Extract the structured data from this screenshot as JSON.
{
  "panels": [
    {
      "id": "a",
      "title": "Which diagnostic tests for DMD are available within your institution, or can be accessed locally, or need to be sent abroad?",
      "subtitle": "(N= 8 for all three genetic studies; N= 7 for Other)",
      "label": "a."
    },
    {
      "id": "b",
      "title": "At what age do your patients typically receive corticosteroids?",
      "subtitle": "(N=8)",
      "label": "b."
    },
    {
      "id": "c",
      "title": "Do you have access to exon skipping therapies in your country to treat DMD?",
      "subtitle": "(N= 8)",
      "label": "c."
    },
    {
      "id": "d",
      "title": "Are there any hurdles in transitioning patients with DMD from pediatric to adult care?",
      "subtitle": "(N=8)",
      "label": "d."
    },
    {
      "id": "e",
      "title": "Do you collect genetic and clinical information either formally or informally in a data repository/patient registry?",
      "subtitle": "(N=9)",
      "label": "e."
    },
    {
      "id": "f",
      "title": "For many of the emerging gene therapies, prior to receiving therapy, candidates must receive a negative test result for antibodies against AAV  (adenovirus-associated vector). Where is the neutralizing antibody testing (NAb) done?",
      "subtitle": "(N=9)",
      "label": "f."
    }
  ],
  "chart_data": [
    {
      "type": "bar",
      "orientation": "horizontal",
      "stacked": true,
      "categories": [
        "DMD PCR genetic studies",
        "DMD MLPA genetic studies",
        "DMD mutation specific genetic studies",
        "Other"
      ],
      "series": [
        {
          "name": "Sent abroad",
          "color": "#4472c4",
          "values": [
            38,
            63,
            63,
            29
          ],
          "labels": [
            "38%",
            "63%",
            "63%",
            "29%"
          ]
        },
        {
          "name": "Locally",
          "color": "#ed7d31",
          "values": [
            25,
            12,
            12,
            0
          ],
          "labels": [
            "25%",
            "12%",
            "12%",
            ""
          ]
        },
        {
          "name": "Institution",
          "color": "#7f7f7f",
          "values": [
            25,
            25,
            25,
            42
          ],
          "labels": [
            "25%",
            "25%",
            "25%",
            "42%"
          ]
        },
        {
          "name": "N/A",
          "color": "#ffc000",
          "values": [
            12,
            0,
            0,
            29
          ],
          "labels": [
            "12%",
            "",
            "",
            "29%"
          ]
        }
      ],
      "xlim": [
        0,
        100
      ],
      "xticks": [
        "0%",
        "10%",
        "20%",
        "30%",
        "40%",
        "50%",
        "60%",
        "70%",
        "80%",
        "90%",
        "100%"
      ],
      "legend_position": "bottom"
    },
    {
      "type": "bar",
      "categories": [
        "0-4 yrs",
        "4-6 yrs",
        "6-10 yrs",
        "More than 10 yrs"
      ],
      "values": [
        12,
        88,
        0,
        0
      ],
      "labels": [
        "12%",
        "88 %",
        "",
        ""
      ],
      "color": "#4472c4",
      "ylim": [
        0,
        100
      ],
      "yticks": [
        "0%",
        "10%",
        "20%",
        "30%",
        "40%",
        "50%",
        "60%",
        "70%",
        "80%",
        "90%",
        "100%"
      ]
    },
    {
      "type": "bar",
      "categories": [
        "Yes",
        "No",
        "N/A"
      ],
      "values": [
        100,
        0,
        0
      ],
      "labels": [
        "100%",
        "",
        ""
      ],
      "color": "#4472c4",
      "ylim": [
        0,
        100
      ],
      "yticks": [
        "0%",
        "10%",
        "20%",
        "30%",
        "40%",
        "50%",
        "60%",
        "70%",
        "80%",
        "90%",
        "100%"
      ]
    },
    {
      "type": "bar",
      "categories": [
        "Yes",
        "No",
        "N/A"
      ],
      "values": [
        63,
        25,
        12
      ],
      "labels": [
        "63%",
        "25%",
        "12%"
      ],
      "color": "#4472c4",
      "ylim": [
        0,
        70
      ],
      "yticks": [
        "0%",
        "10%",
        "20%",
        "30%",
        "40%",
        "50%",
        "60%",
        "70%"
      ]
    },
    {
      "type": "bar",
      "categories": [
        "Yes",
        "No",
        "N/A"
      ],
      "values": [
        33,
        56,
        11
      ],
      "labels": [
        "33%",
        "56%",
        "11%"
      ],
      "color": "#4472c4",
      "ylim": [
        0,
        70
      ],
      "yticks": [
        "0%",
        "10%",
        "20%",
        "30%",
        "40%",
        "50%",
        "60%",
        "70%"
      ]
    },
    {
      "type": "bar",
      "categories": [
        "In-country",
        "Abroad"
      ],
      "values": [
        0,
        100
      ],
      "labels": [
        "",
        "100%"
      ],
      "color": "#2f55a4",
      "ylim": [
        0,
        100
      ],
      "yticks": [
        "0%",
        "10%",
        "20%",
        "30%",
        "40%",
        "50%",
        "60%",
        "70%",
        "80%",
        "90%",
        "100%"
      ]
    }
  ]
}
•••••
WORK INSTRUCTION: The number of lines in the data that hold "genetic" is all that should be given.

WRITTEN SOLUTION: 5